=== SHORT EXERCISE ===
Can all of these lines be returned exactly?

* start DATA TO USE *

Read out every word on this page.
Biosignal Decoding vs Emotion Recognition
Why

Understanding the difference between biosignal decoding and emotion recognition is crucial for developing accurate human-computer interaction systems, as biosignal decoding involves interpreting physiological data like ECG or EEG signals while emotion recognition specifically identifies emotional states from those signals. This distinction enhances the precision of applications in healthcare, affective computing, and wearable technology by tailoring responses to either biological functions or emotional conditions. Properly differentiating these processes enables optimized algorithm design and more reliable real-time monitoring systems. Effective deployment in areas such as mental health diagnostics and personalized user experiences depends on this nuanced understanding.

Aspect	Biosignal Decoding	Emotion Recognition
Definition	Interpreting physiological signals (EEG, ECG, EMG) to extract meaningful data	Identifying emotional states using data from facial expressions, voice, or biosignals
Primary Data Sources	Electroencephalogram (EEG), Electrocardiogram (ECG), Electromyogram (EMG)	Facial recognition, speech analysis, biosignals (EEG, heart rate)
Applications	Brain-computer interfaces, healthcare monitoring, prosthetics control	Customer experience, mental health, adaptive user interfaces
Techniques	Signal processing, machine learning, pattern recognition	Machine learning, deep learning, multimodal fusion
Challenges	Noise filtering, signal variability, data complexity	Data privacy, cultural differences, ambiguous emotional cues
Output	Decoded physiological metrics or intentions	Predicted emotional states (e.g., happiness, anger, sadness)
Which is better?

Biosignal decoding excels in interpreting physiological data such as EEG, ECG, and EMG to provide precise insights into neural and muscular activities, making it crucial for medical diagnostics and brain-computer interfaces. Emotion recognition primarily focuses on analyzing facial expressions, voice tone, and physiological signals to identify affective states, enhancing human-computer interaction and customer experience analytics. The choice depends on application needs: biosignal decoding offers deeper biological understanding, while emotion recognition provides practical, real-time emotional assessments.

* end DATA TO USE *

=== CORRECT OUTPUT ===
Read out every word on this page.
Biosignal Decoding vs Emotion Recognition
Why

Understanding the difference between biosignal decoding and emotion recognition is crucial for developing accurate human-computer interaction systems, as biosignal decoding involves interpreting physiological data like ECG or EEG signals while emotion recognition specifically identifies emotional states from those signals. This distinction enhances the precision of applications in healthcare, affective computing, and wearable technology by tailoring responses to either biological functions or emotional conditions. Properly differentiating these processes enables optimized algorithm design and more reliable real-time monitoring systems. Effective deployment in areas such as mental health diagnostics and personalized user experiences depends on this nuanced understanding.

Aspect	Biosignal Decoding	Emotion Recognition
Definition	Interpreting physiological signals (EEG, ECG, EMG) to extract meaningful data	Identifying emotional states using data from facial expressions, voice, or biosignals
Primary Data Sources	Electroencephalogram (EEG), Electrocardiogram (ECG), Electromyogram (EMG)	Facial recognition, speech analysis, biosignals (EEG, heart rate)
Applications	Brain-computer interfaces, healthcare monitoring, prosthetics control	Customer experience, mental health, adaptive user interfaces
Techniques	Signal processing, machine learning, pattern recognition	Machine learning, deep learning, multimodal fusion
Challenges	Noise filtering, signal variability, data complexity	Data privacy, cultural differences, ambiguous emotional cues
Output	Decoded physiological metrics or intentions	Predicted emotional states (e.g., happiness, anger, sadness)
Which is better?

Biosignal decoding excels in interpreting physiological data such as EEG, ECG, and EMG to provide precise insights into neural and muscular activities, making it crucial for medical diagnostics and brain-computer interfaces. Emotion recognition primarily focuses on analyzing facial expressions, voice tone, and physiological signals to identify affective states, enhancing human-computer interaction and customer experience analytics. The choice depends on application needs: biosignal decoding offers deeper biological understanding, while emotion recognition provides practical, real-time emotional assessments.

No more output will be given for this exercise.